TASK:
How many lines of these entries include the string "Norse"? State the number alone.

[Stored data entries]
....
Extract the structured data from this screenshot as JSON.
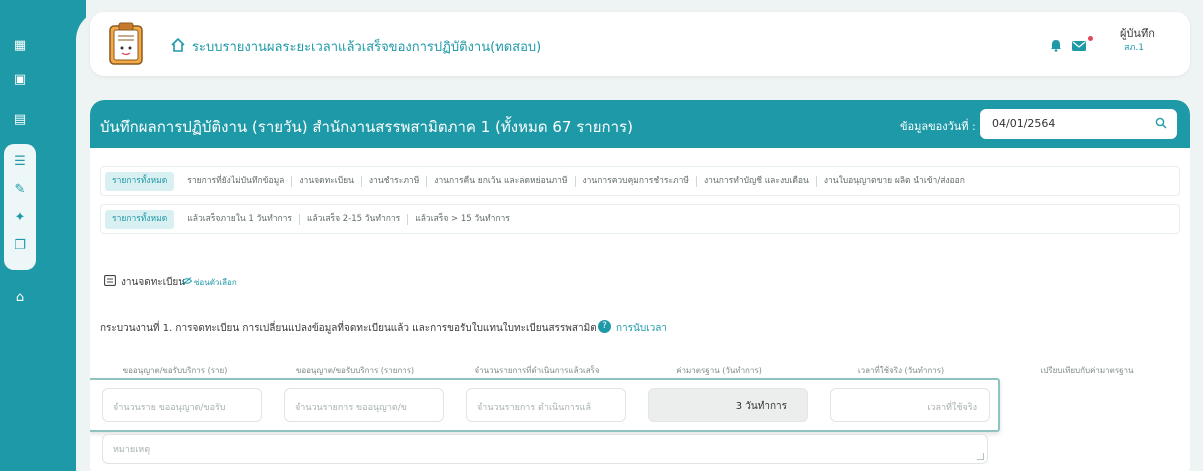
{
  "header": {
    "app_title": "ระบบรายงานผลระยะเวลาแล้วเสร็จของการปฏิบัติงาน(ทดสอบ)",
    "user_name": "ผู้บันทึก",
    "user_role": "สภ.1"
  },
  "band": {
    "title": "บันทึกผลการปฏิบัติงาน (รายวัน) สำนักงานสรรพสามิตภาค 1 (ทั้งหมด 67 รายการ)",
    "date_label": "ข้อมูลของวันที่ :",
    "date_value": "04/01/2564"
  },
  "tabs_primary": [
    "รายการทั้งหมด",
    "รายการที่ยังไม่บันทึกข้อมูล",
    "งานจดทะเบียน",
    "งานชำระภาษี",
    "งานการคืน ยกเว้น และลดหย่อนภาษี",
    "งานการควบคุมการชำระภาษี",
    "งานการทำบัญชี และงบเดือน",
    "งานใบอนุญาตขาย ผลิต นำเข้า/ส่งออก"
  ],
  "tabs_secondary": [
    "รายการทั้งหมด",
    "แล้วเสร็จภายใน 1 วันทำการ",
    "แล้วเสร็จ 2-15 วันทำการ",
    "แล้วเสร็จ > 15 วันทำการ"
  ],
  "section": {
    "title": "งานจดทะเบียน",
    "hide_label": "ซ่อนตัวเลือก"
  },
  "process": {
    "text": "กระบวนงานที่ 1. การจดทะเบียน การเปลี่ยนแปลงข้อมูลที่จดทะเบียนแล้ว และการขอรับใบแทนใบทะเบียนสรรพสามิต",
    "link": "การนับเวลา"
  },
  "columns": [
    "ขออนุญาต/ขอรับบริการ (ราย)",
    "ขออนุญาต/ขอรับบริการ (รายการ)",
    "จำนวนรายการที่ดำเนินการแล้วเสร็จ",
    "ค่ามาตรฐาน (วันทำการ)",
    "เวลาที่ใช้จริง (วันทำการ)",
    "เปรียบเทียบกับค่ามาตรฐาน"
  ],
  "fields": {
    "ph_1": "จำนวนราย ขออนุญาต/ขอรับ",
    "ph_2": "จำนวนรายการ ขออนุญาต/ข",
    "ph_3": "จำนวนรายการ ดำเนินการแล้",
    "standard_value": "3 วันทำการ",
    "ph_5": "เวลาที่ใช้จริง",
    "note_ph": "หมายเหตุ"
  },
  "colors": {
    "accent": "#1e99a8",
    "background": "#eef3f3",
    "alert": "#e0465d"
  }
}
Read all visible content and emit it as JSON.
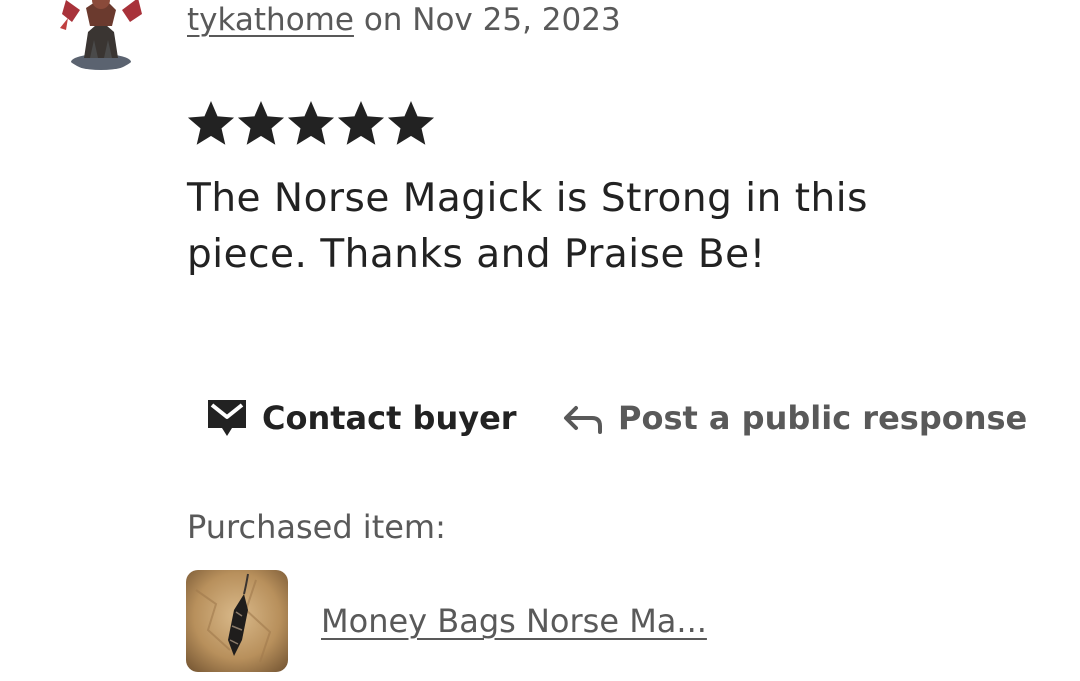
{
  "review": {
    "username": "tykathome",
    "date_text": "on Nov 25, 2023",
    "rating": 5,
    "text": "The Norse Magick is Strong in this piece. Thanks and Praise Be!",
    "avatar_icon": "warrior-figure-avatar"
  },
  "actions": {
    "contact_label": "Contact buyer",
    "contact_icon": "mail-icon",
    "respond_label": "Post a public response",
    "respond_icon": "reply-arrow-icon"
  },
  "purchase": {
    "label": "Purchased item:",
    "item_title": "Money Bags Norse Ma...",
    "thumb_icon": "pendant-product-thumbnail"
  },
  "colors": {
    "text_primary": "#222222",
    "text_secondary": "#595959",
    "star": "#222222"
  }
}
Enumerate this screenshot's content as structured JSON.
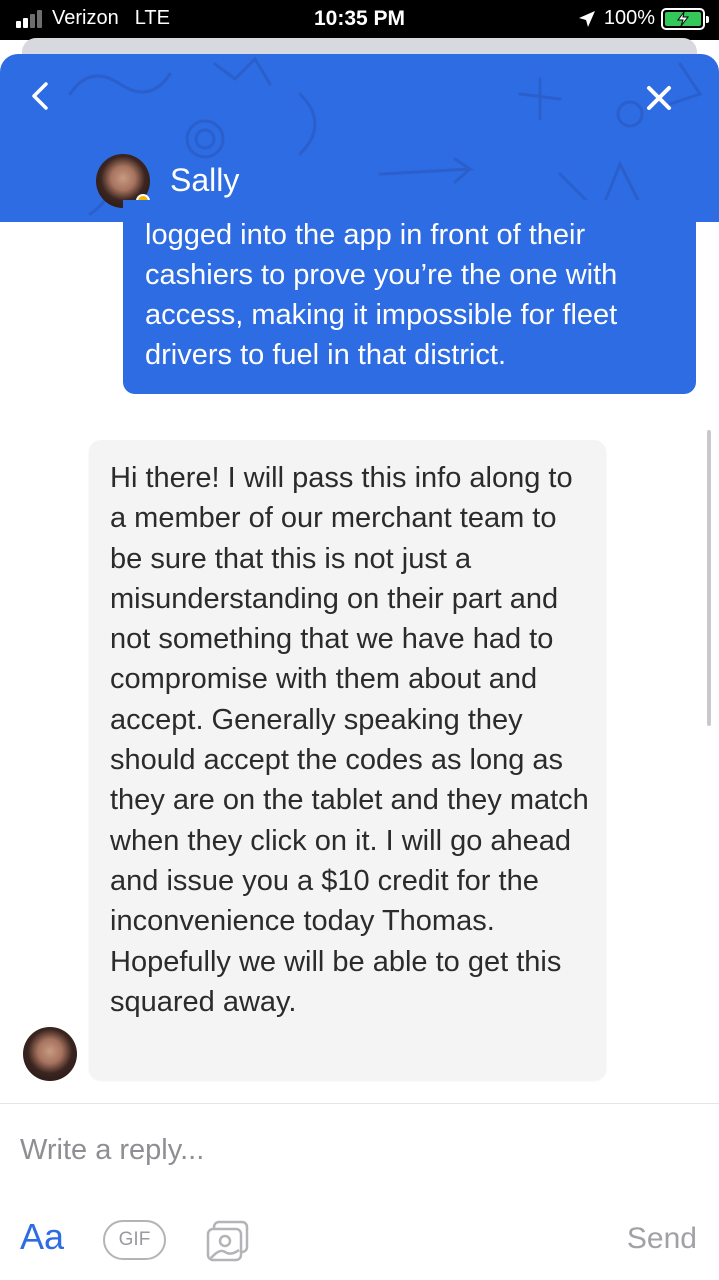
{
  "status_bar": {
    "carrier": "Verizon",
    "network": "LTE",
    "time": "10:35 PM",
    "battery": "100%"
  },
  "header": {
    "agent_name": "Sally",
    "back_icon": "chevron-left-icon",
    "close_icon": "close-icon",
    "presence_color": "#f5b800",
    "brand_color": "#2e6ce3"
  },
  "messages": [
    {
      "from": "user",
      "text": "logged into the app in front of their cashiers to prove you’re the one with access, making it impossible for fleet drivers to fuel in that district."
    },
    {
      "from": "agent",
      "text": "Hi there! I will pass this info along to a member of our merchant team to be sure that this is not just a misunderstanding on their part and not something that we have had to compromise with them about and accept. Generally speaking they should accept the codes as long as they are on the tablet and they match when they click on it. I will go ahead and issue you a $10 credit for the inconvenience today Thomas. Hopefully we will be able to get this squared away."
    }
  ],
  "composer": {
    "placeholder": "Write a reply...",
    "aa_label": "Aa",
    "gif_label": "GIF",
    "image_icon": "image-icon",
    "send_label": "Send"
  }
}
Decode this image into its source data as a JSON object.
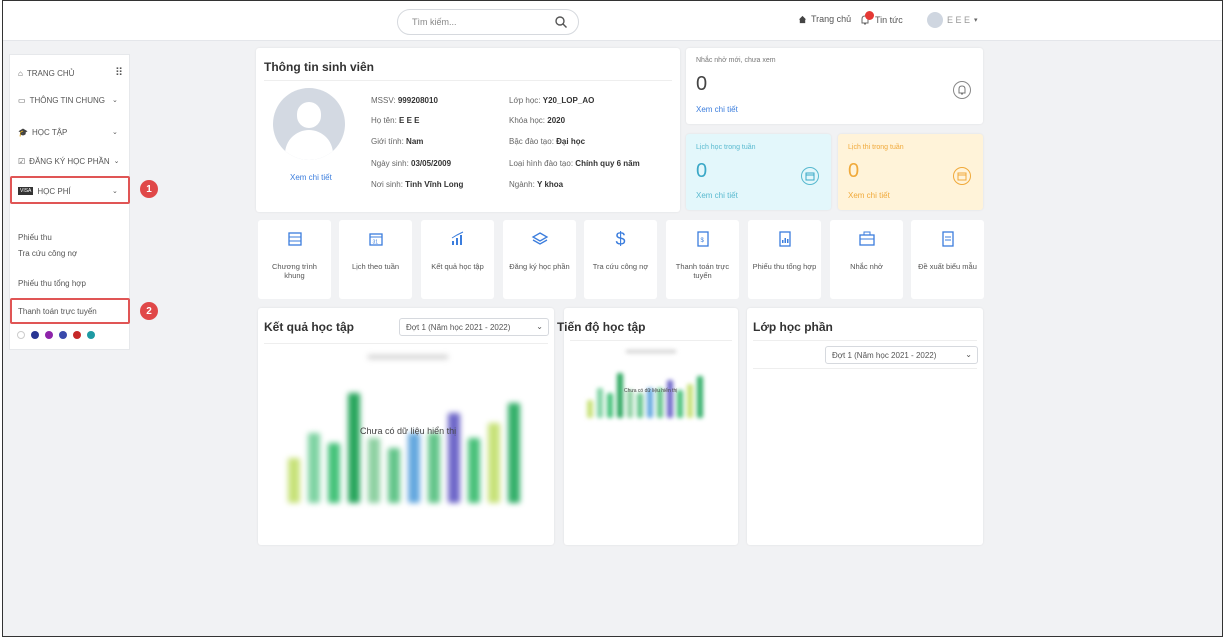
{
  "topbar": {
    "search_placeholder": "Tìm kiếm...",
    "home_label": "Trang chủ",
    "news_label": "Tin tức",
    "user_label": "E E E"
  },
  "sidebar": {
    "home": "TRANG CHỦ",
    "general_info": "THÔNG TIN CHUNG",
    "study": "HỌC TẬP",
    "course_registration": "ĐĂNG KÝ HỌC PHẦN",
    "tuition": "HỌC PHÍ",
    "sub_items": [
      "Phiếu thu",
      "Tra cứu công nợ",
      "Phiếu thu tổng hợp",
      "Thanh toán trực tuyến"
    ],
    "theme_colors": [
      "#ffffff",
      "#283593",
      "#8e24aa",
      "#3949ab",
      "#c62828",
      "#1e9aa3"
    ],
    "annotations": [
      "1",
      "2"
    ]
  },
  "student": {
    "title": "Thông tin sinh viên",
    "view_detail": "Xem chi tiết",
    "mssv_label": "MSSV:",
    "mssv": "999208010",
    "name_label": "Họ tên:",
    "name": "E E E",
    "gender_label": "Giới tính:",
    "gender": "Nam",
    "dob_label": "Ngày sinh:",
    "dob": "03/05/2009",
    "pob_label": "Nơi sinh:",
    "pob": "Tỉnh Vĩnh Long",
    "class_label": "Lớp học:",
    "class": "Y20_LOP_AO",
    "course_label": "Khóa học:",
    "course": "2020",
    "level_label": "Bậc đào tạo:",
    "level": "Đại học",
    "type_label": "Loại hình đào tạo:",
    "type": "Chính quy 6 năm",
    "major_label": "Ngành:",
    "major": "Y khoa"
  },
  "reminders": {
    "title": "Nhắc nhở mới, chưa xem",
    "count": "0",
    "view_detail": "Xem chi tiết"
  },
  "schedule": {
    "title": "Lịch học trong tuần",
    "count": "0",
    "view_detail": "Xem chi tiết"
  },
  "exams": {
    "title": "Lịch thi trong tuần",
    "count": "0",
    "view_detail": "Xem chi tiết"
  },
  "quick_actions": [
    "Chương trình khung",
    "Lịch theo tuần",
    "Kết quả học tập",
    "Đăng ký học phần",
    "Tra cứu công nợ",
    "Thanh toán trực tuyến",
    "Phiếu thu tổng hợp",
    "Nhắc nhở",
    "Đề xuất biểu mẫu"
  ],
  "results": {
    "title": "Kết quả học tập",
    "term": "Đợt 1 (Năm học 2021 - 2022)",
    "no_data": "Chưa có dữ liệu hiển thị"
  },
  "progress": {
    "title": "Tiến độ học tập",
    "no_data": "Chưa có dữ liệu hiển thị"
  },
  "classes": {
    "title": "Lớp học phần",
    "term": "Đợt 1 (Năm học 2021 - 2022)"
  },
  "colors": {
    "accent_blue": "#3b7ddd",
    "schedule_bg": "#e3f7fb",
    "exam_bg": "#fff3d9",
    "exam_accent": "#f0a93a",
    "annotation_red": "#e04848"
  }
}
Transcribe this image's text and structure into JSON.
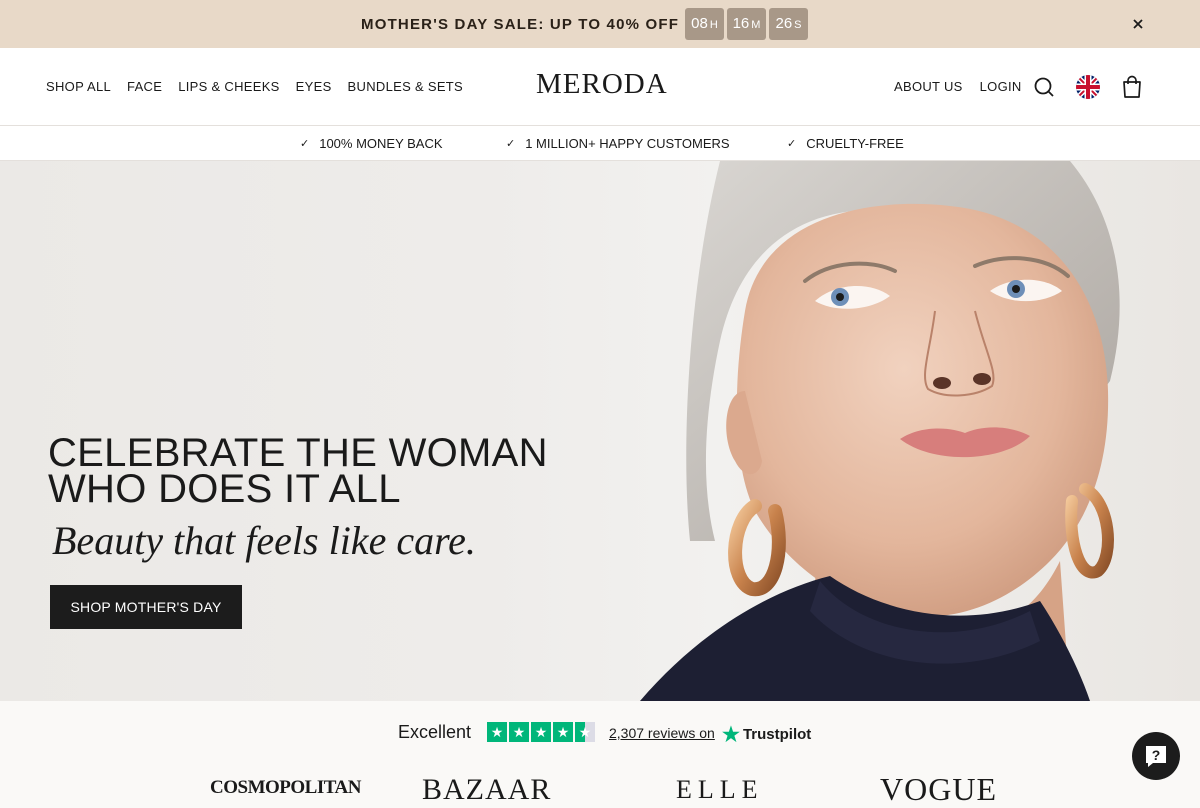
{
  "announcement": {
    "text": "MOTHER'S DAY SALE: UP TO 40% OFF",
    "countdown": [
      {
        "value": "08",
        "unit": "H"
      },
      {
        "value": "16",
        "unit": "M"
      },
      {
        "value": "26",
        "unit": "S"
      }
    ],
    "close_icon": "close-icon"
  },
  "header": {
    "logo": "MERODA",
    "nav_left": [
      "SHOP ALL",
      "FACE",
      "LIPS & CHEEKS",
      "EYES",
      "BUNDLES & SETS"
    ],
    "nav_right": [
      "ABOUT US",
      "LOGIN"
    ],
    "icons": [
      "search-icon",
      "uk-flag-icon",
      "cart-icon"
    ]
  },
  "usp": [
    "100% MONEY BACK",
    "1 MILLION+ HAPPY CUSTOMERS",
    "CRUELTY-FREE"
  ],
  "hero": {
    "title_line1": "CELEBRATE THE WOMAN",
    "title_line2": "WHO DOES IT ALL",
    "subtitle": "Beauty that feels like care.",
    "cta": "SHOP MOTHER'S DAY"
  },
  "trust": {
    "rating_word": "Excellent",
    "stars": 4.5,
    "reviews": "2,307 reviews on",
    "brand": "Trustpilot"
  },
  "press": [
    "COSMOPOLITAN",
    "BAZAAR",
    "ELLE",
    "VOGUE"
  ],
  "colors": {
    "announce_bg": "#e8d9c8",
    "countdown_bg": "#a89888",
    "cta_bg": "#1c1c1c",
    "trustpilot_green": "#00b67a"
  }
}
....
RESPONSE:
2